• [Required task]:
Your answer should be a single number: the count of lines in the material below that hold "СТРАНИЦА".

* * * * * * * * *

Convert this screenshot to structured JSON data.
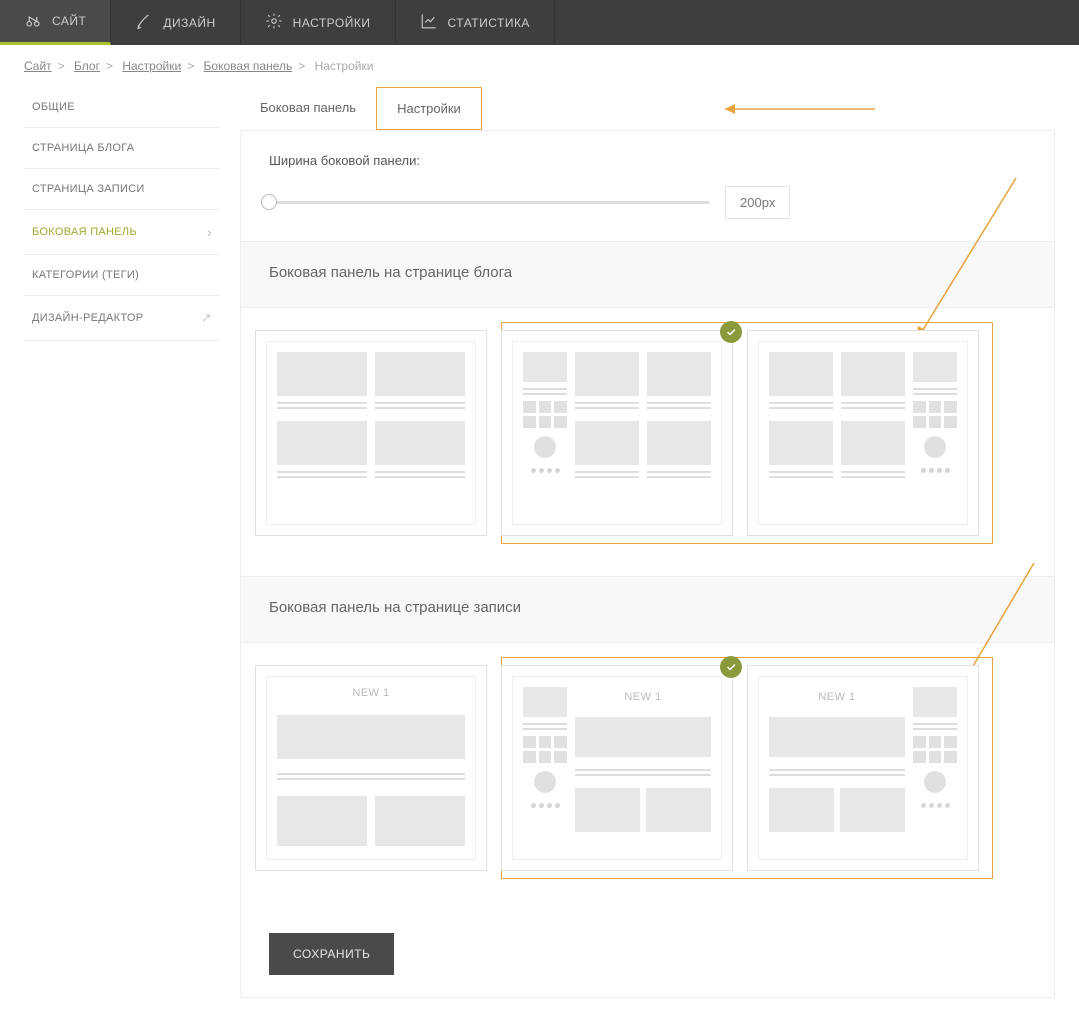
{
  "topnav": {
    "items": [
      {
        "label": "САЙТ"
      },
      {
        "label": "ДИЗАЙН"
      },
      {
        "label": "НАСТРОЙКИ"
      },
      {
        "label": "СТАТИСТИКА"
      }
    ]
  },
  "breadcrumb": {
    "items": [
      "Сайт",
      "Блог",
      "Настройки",
      "Боковая панель",
      "Настройки"
    ]
  },
  "sidemenu": {
    "items": [
      {
        "label": "ОБЩИЕ"
      },
      {
        "label": "СТРАНИЦА БЛОГА"
      },
      {
        "label": "СТРАНИЦА ЗАПИСИ"
      },
      {
        "label": "БОКОВАЯ ПАНЕЛЬ",
        "active": true,
        "chevron": true
      },
      {
        "label": "КАТЕГОРИИ (ТЕГИ)"
      },
      {
        "label": "ДИЗАЙН-РЕДАКТОР",
        "external": true
      }
    ]
  },
  "tabs": {
    "items": [
      {
        "label": "Боковая панель"
      },
      {
        "label": "Настройки",
        "active": true
      }
    ]
  },
  "slider": {
    "label": "Ширина боковой панели:",
    "value": "200px"
  },
  "sections": {
    "blog": {
      "title": "Боковая панель на странице блога"
    },
    "post": {
      "title": "Боковая панель на странице записи",
      "new_label": "NEW 1"
    }
  },
  "buttons": {
    "save": "СОХРАНИТЬ"
  }
}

* * * * * * * * *

• [Answer]:
2